*Written problem*: Which lines in the items below contain the word "value"? Collect every one of them.

*Information given*:
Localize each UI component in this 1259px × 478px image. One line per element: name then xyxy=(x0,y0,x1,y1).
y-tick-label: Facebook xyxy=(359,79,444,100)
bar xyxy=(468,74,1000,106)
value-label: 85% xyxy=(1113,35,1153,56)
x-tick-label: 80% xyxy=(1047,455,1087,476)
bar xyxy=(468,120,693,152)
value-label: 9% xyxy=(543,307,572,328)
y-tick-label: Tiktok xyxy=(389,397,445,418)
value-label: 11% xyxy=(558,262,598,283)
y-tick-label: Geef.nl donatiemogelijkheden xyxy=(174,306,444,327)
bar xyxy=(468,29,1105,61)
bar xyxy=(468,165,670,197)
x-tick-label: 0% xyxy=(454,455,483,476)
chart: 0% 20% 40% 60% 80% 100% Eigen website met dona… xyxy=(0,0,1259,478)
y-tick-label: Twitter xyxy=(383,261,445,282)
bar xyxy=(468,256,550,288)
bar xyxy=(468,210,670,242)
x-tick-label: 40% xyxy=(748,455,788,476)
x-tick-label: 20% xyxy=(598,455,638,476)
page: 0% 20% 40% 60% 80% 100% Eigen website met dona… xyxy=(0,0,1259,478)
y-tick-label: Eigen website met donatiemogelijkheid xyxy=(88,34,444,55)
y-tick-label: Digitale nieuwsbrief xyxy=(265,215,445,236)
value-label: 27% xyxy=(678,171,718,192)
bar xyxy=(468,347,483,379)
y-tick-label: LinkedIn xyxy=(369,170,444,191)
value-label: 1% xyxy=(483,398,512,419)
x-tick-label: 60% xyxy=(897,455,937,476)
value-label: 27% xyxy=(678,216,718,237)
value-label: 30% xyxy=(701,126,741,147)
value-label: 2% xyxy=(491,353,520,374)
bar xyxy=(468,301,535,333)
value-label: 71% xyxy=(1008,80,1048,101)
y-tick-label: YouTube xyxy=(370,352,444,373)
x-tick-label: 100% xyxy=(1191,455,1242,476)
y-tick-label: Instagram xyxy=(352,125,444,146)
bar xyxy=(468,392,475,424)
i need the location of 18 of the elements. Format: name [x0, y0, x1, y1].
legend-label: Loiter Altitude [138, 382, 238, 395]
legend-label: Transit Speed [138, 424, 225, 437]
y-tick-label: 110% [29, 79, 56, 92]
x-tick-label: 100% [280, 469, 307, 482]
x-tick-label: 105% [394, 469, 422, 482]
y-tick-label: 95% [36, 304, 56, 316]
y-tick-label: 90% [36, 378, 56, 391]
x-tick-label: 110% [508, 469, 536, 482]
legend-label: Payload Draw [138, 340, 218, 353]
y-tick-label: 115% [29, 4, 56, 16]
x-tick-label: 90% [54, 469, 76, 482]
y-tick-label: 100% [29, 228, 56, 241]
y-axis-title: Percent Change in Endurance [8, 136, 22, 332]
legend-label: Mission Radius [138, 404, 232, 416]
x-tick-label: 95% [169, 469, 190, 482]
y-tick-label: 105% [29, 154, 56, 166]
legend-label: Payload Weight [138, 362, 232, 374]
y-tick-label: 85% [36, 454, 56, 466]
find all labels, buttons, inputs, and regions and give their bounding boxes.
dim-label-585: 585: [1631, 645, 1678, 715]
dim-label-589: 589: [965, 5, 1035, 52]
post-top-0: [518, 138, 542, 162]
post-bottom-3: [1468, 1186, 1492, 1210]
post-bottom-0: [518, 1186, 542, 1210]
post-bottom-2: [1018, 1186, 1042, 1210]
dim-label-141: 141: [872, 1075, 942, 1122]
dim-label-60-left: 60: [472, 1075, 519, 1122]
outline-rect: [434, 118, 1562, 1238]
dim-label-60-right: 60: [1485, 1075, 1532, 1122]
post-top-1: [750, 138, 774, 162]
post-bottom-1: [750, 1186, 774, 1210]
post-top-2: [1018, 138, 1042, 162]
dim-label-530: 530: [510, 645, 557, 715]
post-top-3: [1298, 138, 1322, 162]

*Full answer*:
value-label: 85% xyxy=(1113,35,1153,56)
value-label: 9% xyxy=(543,307,572,328)
value-label: 11% xyxy=(558,262,598,283)
value-label: 27% xyxy=(678,171,718,192)
value-label: 1% xyxy=(483,398,512,419)
value-label: 27% xyxy=(678,216,718,237)
value-label: 30% xyxy=(701,126,741,147)
value-label: 2% xyxy=(491,353,520,374)
value-label: 71% xyxy=(1008,80,1048,101)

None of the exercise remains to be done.